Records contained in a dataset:
◇ ◇ ◇

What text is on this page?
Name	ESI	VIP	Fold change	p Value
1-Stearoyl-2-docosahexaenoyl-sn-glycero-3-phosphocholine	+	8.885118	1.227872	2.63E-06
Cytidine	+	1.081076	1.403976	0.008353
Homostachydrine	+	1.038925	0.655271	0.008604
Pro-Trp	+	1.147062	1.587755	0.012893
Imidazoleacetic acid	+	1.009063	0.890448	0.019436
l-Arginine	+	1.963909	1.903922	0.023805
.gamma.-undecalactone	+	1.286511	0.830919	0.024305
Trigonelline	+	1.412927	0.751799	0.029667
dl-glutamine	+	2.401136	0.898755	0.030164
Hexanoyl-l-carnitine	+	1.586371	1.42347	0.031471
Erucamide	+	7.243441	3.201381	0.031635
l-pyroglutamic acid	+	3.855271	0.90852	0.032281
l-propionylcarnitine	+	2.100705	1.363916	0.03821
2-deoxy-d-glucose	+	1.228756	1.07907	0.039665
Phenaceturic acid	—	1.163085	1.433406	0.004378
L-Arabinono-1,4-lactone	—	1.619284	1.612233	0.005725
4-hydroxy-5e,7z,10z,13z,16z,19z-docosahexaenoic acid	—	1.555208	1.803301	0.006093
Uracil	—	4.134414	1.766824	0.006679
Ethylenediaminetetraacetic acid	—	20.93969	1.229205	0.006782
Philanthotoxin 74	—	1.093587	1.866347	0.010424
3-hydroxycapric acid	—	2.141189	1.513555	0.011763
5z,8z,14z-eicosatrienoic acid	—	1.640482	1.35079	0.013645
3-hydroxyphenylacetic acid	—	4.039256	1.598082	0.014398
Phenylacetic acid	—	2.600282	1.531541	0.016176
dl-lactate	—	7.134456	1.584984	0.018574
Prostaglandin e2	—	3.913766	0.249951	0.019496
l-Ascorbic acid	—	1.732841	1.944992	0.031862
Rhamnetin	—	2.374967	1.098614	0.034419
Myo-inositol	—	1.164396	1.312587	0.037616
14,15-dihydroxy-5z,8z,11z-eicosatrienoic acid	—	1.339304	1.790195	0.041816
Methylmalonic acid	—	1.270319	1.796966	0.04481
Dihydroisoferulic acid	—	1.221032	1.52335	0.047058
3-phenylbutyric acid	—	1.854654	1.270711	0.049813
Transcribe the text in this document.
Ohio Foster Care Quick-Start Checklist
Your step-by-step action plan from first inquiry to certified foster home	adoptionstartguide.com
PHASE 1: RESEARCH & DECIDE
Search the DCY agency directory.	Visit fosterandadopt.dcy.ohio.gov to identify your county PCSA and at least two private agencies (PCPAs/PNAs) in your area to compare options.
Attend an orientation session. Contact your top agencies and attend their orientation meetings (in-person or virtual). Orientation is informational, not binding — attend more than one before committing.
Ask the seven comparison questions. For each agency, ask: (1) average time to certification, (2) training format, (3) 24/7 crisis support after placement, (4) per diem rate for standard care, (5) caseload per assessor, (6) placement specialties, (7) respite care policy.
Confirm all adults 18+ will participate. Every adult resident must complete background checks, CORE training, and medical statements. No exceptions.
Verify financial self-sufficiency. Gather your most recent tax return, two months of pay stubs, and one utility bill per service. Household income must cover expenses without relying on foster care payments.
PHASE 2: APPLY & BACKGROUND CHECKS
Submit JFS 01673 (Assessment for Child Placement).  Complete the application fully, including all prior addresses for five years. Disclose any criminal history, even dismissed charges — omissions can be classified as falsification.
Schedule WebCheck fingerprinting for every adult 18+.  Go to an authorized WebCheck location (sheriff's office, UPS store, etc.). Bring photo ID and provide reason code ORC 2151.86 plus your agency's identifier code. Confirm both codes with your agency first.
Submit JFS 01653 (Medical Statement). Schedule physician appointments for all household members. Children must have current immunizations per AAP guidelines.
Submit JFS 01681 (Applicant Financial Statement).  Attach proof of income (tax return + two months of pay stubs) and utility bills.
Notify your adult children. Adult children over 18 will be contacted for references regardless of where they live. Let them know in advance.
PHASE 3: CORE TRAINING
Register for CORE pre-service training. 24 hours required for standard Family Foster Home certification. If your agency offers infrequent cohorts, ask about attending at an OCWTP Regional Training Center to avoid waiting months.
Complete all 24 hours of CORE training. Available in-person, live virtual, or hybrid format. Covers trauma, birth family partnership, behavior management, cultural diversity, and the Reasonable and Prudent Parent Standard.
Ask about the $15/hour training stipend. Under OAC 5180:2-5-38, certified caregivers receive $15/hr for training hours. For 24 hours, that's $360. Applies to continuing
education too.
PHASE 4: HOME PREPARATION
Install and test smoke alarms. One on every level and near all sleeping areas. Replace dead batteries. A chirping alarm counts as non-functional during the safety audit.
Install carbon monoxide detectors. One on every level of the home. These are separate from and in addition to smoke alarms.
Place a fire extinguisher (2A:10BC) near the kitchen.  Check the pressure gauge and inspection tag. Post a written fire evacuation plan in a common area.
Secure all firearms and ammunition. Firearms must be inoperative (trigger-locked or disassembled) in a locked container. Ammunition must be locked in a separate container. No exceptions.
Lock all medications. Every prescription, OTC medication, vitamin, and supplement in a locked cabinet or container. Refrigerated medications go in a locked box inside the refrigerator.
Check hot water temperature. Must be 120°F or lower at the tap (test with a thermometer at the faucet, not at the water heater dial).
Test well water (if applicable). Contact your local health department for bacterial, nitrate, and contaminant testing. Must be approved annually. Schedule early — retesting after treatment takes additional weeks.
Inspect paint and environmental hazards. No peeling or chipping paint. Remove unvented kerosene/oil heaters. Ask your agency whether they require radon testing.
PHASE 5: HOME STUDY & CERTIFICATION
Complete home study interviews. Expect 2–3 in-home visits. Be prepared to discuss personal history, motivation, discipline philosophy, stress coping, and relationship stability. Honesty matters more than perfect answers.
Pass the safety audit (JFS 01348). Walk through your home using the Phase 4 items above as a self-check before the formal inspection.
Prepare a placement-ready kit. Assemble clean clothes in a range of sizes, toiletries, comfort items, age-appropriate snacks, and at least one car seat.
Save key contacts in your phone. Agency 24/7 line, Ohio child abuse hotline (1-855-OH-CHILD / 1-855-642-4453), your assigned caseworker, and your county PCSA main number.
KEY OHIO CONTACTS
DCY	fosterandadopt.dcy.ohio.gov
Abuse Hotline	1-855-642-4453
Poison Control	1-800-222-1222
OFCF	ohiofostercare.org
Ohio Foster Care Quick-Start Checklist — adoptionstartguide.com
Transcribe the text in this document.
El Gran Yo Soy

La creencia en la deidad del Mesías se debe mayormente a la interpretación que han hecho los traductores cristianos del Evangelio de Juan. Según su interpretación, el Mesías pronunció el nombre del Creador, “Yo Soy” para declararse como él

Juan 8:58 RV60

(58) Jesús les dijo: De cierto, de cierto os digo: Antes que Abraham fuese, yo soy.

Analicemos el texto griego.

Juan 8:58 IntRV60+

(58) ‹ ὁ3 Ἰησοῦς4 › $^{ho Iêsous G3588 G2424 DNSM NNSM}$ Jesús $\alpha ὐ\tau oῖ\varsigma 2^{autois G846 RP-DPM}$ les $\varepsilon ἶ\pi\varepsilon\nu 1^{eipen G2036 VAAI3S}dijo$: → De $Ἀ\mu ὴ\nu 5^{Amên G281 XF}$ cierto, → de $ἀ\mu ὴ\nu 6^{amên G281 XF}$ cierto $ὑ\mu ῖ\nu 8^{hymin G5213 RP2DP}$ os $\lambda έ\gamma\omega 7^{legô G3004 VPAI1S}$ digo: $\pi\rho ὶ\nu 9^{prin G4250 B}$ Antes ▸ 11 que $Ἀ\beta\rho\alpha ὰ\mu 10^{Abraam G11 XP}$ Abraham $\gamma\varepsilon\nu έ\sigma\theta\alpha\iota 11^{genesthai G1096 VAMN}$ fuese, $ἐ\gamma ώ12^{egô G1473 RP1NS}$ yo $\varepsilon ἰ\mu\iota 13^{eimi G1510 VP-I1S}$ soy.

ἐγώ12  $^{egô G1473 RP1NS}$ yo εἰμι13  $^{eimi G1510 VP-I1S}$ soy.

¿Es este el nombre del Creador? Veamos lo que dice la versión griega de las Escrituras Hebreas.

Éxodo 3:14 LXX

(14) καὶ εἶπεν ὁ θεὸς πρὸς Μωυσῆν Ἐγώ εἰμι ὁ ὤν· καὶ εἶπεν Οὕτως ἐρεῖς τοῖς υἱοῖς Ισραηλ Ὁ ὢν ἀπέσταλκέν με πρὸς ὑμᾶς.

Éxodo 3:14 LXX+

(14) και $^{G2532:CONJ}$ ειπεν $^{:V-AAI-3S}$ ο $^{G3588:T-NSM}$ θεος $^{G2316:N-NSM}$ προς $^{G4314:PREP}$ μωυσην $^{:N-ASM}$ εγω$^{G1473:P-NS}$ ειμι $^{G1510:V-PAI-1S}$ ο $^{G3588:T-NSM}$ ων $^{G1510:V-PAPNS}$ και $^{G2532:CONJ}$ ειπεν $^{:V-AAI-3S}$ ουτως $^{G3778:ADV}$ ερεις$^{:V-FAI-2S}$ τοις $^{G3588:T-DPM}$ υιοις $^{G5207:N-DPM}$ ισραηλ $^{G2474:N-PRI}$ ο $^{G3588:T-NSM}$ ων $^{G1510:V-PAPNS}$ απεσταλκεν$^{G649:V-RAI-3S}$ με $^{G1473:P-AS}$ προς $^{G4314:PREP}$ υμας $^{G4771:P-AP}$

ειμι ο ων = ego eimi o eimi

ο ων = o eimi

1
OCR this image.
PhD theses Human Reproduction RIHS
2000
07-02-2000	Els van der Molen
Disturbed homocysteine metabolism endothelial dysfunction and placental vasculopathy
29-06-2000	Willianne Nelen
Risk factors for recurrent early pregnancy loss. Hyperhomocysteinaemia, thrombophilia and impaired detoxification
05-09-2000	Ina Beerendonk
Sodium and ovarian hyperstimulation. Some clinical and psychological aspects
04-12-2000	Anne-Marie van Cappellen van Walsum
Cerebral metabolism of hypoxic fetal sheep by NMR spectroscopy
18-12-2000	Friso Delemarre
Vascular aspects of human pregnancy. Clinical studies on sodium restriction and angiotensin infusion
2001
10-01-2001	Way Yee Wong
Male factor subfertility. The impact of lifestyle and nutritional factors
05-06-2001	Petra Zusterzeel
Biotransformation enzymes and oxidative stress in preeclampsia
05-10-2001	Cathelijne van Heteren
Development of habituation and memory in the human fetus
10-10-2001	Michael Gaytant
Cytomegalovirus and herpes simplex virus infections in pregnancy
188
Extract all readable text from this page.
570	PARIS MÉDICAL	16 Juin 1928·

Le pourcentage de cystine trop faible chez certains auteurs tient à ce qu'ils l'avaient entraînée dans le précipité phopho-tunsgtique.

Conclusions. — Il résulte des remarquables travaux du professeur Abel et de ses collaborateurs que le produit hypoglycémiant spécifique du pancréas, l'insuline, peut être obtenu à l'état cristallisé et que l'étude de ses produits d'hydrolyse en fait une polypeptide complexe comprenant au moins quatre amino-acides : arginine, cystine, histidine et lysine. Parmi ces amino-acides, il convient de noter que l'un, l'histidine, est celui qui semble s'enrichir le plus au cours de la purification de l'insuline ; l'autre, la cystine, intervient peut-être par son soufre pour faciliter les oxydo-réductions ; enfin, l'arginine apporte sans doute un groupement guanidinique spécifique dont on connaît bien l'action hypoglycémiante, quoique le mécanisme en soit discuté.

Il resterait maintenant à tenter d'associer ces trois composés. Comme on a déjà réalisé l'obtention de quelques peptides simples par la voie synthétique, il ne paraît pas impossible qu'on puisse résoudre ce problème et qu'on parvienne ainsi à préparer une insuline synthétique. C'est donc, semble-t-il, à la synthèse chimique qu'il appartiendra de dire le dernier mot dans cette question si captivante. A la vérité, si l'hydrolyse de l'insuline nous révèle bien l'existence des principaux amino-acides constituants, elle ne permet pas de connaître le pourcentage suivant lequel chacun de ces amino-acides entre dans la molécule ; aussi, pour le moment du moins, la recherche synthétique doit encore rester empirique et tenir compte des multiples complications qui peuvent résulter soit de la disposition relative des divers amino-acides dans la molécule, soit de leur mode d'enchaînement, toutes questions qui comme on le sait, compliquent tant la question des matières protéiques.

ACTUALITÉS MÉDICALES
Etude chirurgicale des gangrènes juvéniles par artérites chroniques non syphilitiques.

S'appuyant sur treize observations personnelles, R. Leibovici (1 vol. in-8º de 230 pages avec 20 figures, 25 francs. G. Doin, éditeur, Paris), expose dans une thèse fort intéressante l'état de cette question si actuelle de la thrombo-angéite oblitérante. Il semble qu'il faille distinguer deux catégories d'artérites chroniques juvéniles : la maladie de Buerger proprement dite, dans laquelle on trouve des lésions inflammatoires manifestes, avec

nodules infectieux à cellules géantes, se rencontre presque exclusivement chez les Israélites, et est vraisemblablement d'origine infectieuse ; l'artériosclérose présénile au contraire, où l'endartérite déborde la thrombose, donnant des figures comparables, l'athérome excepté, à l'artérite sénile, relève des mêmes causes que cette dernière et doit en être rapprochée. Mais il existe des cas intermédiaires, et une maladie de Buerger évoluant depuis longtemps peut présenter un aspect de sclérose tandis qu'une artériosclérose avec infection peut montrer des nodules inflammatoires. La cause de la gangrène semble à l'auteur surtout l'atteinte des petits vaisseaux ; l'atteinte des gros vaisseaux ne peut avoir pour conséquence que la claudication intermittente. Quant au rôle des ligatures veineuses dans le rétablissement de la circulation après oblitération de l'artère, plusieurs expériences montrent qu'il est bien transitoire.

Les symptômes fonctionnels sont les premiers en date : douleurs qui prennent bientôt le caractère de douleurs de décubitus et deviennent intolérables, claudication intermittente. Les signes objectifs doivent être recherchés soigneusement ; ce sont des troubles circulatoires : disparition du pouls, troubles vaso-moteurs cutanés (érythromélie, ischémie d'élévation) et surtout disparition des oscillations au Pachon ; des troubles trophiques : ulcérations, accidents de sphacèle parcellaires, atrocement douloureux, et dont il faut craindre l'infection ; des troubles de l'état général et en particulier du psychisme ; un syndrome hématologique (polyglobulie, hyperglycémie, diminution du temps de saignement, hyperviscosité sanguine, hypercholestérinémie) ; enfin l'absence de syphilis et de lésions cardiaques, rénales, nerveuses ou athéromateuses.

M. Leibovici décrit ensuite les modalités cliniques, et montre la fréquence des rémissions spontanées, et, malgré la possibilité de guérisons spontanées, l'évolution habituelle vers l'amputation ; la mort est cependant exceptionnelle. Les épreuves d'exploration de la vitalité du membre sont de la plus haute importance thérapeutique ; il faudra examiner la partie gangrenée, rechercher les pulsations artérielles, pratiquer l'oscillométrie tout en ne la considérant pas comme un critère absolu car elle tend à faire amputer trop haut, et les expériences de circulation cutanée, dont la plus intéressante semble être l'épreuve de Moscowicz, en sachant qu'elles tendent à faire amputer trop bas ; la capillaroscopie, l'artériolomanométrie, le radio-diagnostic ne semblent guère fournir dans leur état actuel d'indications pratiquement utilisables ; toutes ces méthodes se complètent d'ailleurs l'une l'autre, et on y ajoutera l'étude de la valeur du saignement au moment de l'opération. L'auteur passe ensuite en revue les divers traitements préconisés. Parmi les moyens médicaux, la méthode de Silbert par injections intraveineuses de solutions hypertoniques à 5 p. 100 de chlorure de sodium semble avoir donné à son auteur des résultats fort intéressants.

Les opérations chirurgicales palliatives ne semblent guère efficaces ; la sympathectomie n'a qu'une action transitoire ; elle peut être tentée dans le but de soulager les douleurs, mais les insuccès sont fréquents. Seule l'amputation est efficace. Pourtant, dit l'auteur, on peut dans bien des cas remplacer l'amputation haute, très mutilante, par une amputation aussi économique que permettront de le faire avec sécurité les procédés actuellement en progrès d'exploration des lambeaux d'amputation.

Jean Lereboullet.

◇ ◇ ◇

## WORK ORDER
Among the entries above, which lines include "audit"? List them all.

## REPLY
Install and test smoke alarms. One on every level and near all sleeping areas. Replace dead batteries. A chirping alarm counts as non-functional during the safety audit.
Pass the safety audit (JFS 01348). Walk through your home using the Phase 4 items above as a self-check before the formal inspection.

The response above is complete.